### Problem
Collect all lines below with the string "attrition".
** Start **
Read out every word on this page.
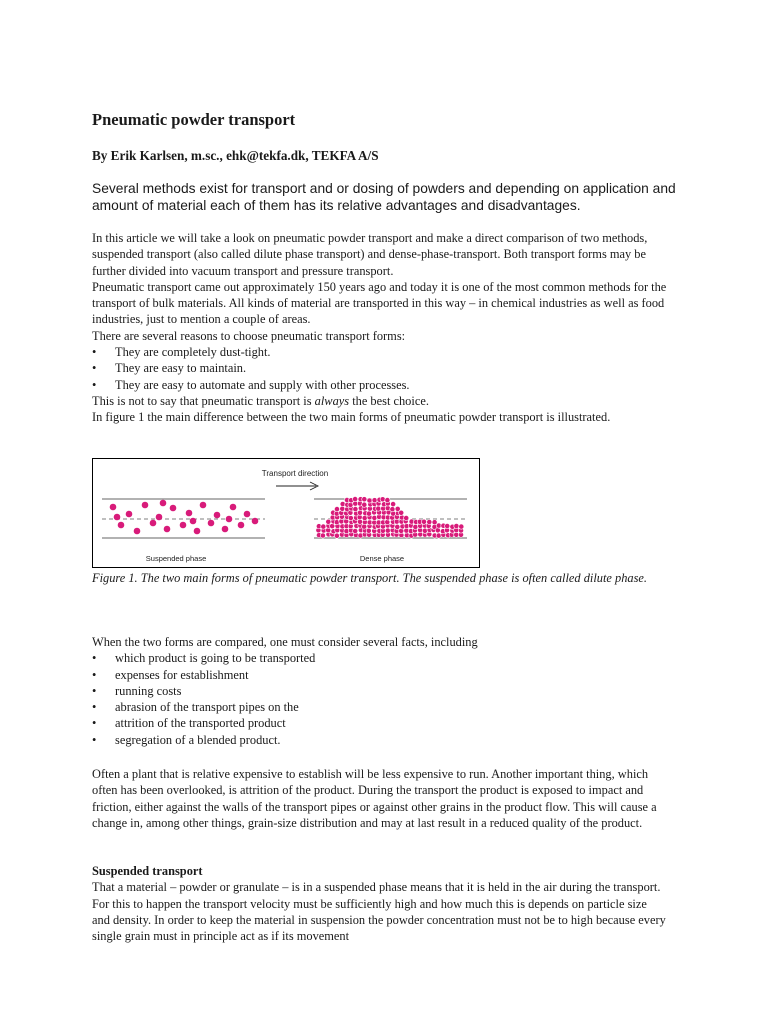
Pneumatic powder transport
By Erik Karlsen, m.sc., ehk@tekfa.dk, TEKFA A/S
Several methods exist for transport and or dosing of powders and depending on application and amount of material each of them has its relative advantages and disadvantages.

In this article we will take a look on pneumatic powder transport and make a direct comparison of two methods, suspended transport (also called dilute phase transport) and dense-phase-transport. Both transport forms may be further divided into vacuum transport and pressure transport.

Pneumatic transport came out approximately 150 years ago and today it is one of the most common methods for the transport of bulk materials. All kinds of material are transported in this way – in chemical industries as well as food industries, just to mention a couple of areas.

There are several reasons to choose pneumatic transport forms:

• They are completely dust-tight.
• They are easy to maintain.
• They are easy to automate and supply with other processes.

This is not to say that pneumatic transport is always the best choice.

In figure 1 the main difference between the two main forms of pneumatic powder transport is illustrated.

Transport direction
Suspended phase	Dense phase
Figure 1. The two main forms of pneumatic powder transport. The suspended phase is often called dilute phase.

When the two forms are compared, one must consider several facts, including

• which product is going to be transported
• expenses for establishment
• running costs
• abrasion of the transport pipes on the
• attrition of the transported product
• segregation of a blended product.
Often a plant that is relative expensive to establish will be less expensive to run. Another important thing, which often has been overlooked, is attrition of the product. During the transport the product is exposed to impact and friction, either against the walls of the transport pipes or against other grains in the product flow. This will cause a change in, among other things, grain-size distribution and may at last result in a reduced quality of the product.

Suspended transport

That a material – powder or granulate – is in a suspended phase means that it is held in the air during the transport. For this to happen the transport velocity must be sufficiently high and how much this is depends on particle size and density. In order to keep the material in suspension the powder concentration must not be to high because every single grain must in principle act as if its movement
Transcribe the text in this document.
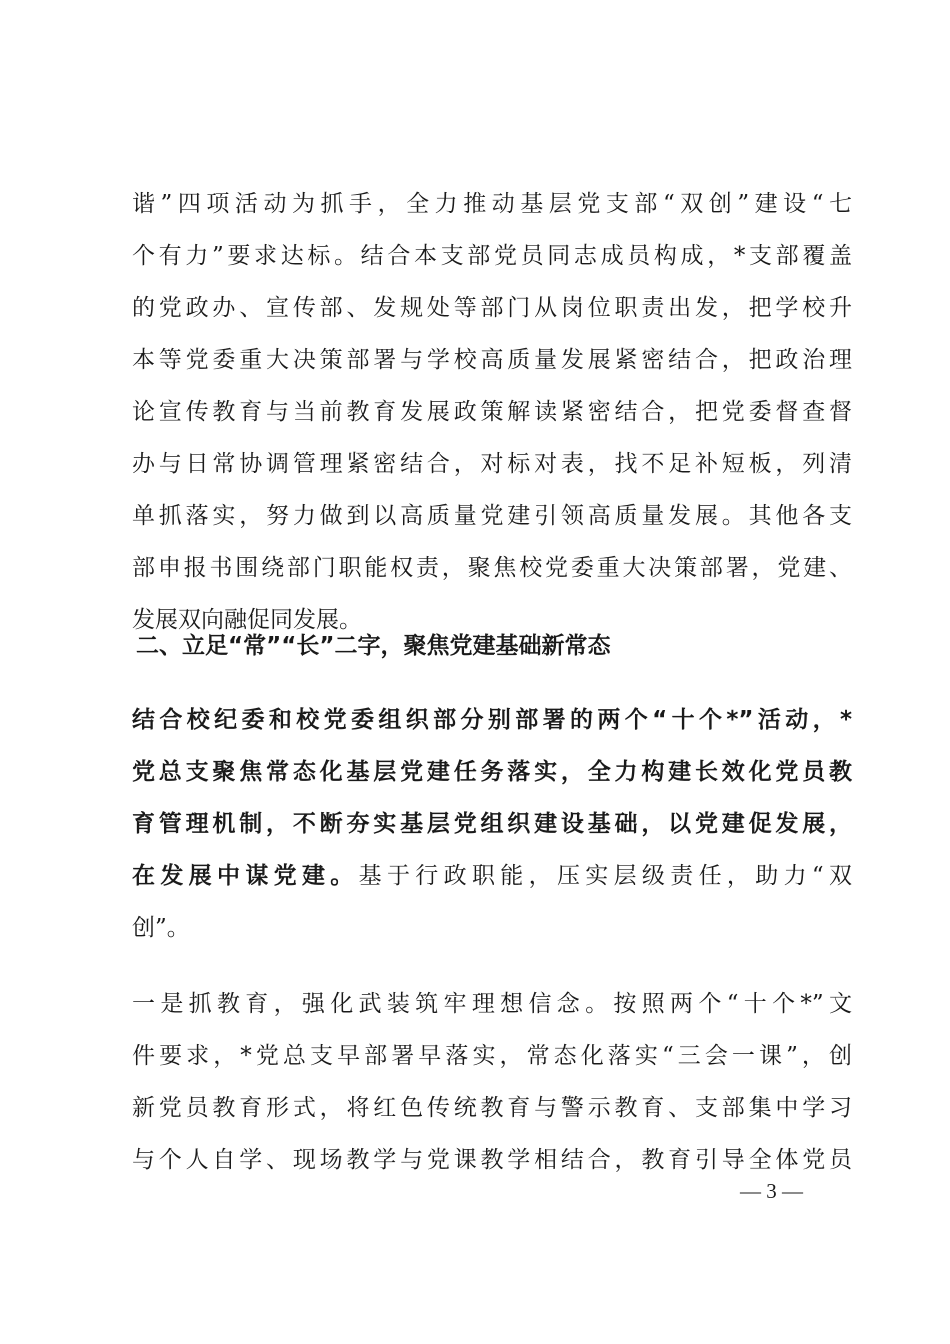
谐”四项活动为抓手，全力推动基层党支部“双创”建设“七
个有力”要求达标。结合本支部党员同志成员构成，*支部覆盖
的党政办、宣传部、发规处等部门从岗位职责出发，把学校升
本等党委重大决策部署与学校高质量发展紧密结合，把政治理
论宣传教育与当前教育发展政策解读紧密结合，把党委督查督
办与日常协调管理紧密结合，对标对表，找不足补短板，列清
单抓落实，努力做到以高质量党建引领高质量发展。其他各支
部申报书围绕部门职能权责，聚焦校党委重大决策部署，党建、
发展双向融促同发展。
二、立足“常”“长”二字，聚焦党建基础新常态
结合校纪委和校党委组织部分别部署的两个“十个*”活动，*
党总支聚焦常态化基层党建任务落实，全力构建长效化党员教
育管理机制，不断夯实基层党组织建设基础，以党建促发展，
在发展中谋党建。基于行政职能，压实层级责任，助力“双
创”。
一是抓教育，强化武装筑牢理想信念。按照两个“十个*”文
件要求，*党总支早部署早落实，常态化落实“三会一课”，创
新党员教育形式，将红色传统教育与警示教育、支部集中学习
与个人自学、现场教学与党课教学相结合，教育引导全体党员
— 3 —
** End **
### Solution for this task
• attrition of the transported product
Often a plant that is relative expensive to establish will be less expensive to run. Another important thing, which often has been overlooked, is attrition of the product. During the transport the product is exposed to impact and friction, either against the walls of the transport pipes or against other grains in the product flow. This will cause a change in, among other things, grain-size distribution and may at last result in a reduced quality of the product.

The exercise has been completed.